#### Goal of the exercise:
Locate the string "Decreasing" throughout the material and copy every line in which it occurs.

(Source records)
================

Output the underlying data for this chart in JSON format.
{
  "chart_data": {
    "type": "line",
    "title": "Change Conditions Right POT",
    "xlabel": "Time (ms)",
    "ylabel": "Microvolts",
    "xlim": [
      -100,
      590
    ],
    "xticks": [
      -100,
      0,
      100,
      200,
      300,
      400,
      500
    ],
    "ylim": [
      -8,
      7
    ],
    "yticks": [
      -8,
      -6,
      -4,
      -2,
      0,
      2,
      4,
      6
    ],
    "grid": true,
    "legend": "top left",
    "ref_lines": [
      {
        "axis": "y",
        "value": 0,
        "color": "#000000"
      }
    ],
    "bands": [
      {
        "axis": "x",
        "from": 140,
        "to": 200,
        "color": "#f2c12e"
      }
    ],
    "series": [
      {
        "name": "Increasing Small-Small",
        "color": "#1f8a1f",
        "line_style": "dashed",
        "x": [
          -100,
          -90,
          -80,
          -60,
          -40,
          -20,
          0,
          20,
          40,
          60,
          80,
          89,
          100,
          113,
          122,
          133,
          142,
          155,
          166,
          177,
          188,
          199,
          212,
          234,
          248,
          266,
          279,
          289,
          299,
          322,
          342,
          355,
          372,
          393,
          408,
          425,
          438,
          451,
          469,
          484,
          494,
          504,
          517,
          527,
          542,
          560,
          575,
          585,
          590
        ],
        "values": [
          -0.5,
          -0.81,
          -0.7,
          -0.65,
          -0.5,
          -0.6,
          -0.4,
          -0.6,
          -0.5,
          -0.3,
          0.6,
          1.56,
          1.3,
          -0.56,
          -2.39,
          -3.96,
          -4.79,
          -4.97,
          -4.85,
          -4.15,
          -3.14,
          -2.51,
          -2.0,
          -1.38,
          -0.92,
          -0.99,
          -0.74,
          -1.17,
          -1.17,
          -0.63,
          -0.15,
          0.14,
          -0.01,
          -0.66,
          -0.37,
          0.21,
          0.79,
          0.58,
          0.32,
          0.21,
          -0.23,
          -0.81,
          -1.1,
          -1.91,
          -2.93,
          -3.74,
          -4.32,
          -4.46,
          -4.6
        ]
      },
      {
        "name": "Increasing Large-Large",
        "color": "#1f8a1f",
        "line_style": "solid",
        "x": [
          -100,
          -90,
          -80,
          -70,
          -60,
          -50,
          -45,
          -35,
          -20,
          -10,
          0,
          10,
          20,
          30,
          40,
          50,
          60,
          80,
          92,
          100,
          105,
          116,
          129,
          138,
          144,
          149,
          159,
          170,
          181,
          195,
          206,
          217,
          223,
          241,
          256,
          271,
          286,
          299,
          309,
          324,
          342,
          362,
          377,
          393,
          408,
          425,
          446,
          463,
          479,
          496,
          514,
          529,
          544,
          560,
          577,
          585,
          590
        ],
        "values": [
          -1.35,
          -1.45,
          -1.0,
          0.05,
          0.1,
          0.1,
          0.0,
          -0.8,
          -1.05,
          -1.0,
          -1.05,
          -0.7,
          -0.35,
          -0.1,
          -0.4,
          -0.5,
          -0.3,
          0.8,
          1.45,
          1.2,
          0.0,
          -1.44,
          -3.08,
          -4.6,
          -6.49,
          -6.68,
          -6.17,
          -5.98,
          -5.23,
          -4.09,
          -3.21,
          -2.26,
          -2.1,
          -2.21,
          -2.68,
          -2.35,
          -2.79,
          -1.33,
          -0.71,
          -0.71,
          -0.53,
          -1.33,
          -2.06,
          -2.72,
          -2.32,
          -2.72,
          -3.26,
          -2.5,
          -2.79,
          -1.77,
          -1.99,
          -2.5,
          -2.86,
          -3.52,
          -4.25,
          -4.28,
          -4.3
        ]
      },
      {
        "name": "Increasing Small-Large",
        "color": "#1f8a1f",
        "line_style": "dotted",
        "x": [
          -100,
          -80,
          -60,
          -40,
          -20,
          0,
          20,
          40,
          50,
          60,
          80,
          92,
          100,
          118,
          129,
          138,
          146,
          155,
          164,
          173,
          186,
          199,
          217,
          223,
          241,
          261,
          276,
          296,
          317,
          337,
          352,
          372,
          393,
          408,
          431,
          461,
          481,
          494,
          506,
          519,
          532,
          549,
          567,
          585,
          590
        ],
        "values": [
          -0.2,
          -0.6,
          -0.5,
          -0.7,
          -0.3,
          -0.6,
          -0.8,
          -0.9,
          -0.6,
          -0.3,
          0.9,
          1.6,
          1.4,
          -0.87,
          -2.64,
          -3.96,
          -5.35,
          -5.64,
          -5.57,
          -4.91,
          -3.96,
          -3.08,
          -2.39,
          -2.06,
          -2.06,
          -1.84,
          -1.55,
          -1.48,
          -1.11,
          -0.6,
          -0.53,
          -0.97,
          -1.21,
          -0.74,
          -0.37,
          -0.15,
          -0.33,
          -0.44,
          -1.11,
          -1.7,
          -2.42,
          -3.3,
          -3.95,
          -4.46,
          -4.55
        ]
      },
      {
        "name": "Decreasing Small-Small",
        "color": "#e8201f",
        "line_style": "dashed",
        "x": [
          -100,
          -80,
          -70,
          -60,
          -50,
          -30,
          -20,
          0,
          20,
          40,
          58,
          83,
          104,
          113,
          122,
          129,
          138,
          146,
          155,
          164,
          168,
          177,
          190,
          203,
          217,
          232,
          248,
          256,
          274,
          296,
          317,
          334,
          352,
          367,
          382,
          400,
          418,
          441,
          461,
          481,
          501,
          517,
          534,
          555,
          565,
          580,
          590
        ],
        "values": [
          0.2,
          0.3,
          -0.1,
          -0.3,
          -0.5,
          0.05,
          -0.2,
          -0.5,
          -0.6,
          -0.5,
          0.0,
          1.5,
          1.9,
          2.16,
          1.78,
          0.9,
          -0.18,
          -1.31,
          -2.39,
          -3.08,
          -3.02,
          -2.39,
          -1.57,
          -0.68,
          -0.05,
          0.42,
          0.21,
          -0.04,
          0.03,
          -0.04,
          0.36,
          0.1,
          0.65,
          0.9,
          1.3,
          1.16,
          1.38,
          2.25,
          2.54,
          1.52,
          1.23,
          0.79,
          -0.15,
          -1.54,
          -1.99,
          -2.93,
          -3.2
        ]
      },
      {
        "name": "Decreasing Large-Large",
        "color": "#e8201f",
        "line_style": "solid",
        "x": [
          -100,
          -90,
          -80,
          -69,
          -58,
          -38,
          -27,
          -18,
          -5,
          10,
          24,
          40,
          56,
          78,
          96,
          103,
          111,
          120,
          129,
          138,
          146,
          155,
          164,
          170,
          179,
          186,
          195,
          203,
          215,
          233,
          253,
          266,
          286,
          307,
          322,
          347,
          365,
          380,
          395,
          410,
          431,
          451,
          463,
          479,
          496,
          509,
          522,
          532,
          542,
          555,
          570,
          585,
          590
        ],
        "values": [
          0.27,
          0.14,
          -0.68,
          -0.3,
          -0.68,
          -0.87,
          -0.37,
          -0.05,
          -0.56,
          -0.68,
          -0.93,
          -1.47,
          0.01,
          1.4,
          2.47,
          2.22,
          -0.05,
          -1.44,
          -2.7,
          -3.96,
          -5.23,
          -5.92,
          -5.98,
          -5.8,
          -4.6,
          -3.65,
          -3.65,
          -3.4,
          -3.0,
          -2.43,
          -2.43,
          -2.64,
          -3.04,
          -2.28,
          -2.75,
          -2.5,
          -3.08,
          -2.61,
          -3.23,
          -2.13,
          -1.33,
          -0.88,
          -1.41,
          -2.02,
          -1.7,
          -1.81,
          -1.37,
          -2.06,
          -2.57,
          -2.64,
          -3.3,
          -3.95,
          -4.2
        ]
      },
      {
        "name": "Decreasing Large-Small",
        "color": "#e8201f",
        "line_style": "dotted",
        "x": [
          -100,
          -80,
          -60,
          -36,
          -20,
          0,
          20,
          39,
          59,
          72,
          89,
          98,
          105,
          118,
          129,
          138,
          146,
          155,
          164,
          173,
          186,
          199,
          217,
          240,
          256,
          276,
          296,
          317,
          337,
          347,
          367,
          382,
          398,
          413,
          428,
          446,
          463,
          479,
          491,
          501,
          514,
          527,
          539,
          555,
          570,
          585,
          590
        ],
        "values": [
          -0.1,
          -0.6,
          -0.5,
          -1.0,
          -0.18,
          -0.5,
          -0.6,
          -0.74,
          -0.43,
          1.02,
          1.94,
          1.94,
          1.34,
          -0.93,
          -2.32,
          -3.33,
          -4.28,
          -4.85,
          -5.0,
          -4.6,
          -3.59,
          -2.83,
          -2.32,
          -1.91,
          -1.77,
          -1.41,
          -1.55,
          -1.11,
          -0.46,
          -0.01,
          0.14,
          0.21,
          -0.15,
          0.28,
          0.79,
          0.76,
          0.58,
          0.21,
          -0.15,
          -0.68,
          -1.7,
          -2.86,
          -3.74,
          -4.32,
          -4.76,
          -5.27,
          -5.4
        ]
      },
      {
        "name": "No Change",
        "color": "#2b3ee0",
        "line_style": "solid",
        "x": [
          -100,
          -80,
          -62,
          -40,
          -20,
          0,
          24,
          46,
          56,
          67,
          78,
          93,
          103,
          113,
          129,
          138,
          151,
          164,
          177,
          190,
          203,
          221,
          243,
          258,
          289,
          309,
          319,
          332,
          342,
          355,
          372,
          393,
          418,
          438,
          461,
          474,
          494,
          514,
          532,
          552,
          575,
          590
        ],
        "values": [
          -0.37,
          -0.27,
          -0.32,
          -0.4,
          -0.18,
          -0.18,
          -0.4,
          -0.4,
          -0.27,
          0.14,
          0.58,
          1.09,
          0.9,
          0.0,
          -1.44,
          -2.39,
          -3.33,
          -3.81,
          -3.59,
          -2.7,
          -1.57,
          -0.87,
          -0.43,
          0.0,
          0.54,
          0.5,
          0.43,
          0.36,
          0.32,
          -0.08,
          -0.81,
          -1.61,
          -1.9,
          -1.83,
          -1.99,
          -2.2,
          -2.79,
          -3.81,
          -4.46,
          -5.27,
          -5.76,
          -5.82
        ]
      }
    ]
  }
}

================

#### Problem solution:
        "name": "Decreasing Small-Small",
        "name": "Decreasing Large-Large",
        "name": "Decreasing Large-Small",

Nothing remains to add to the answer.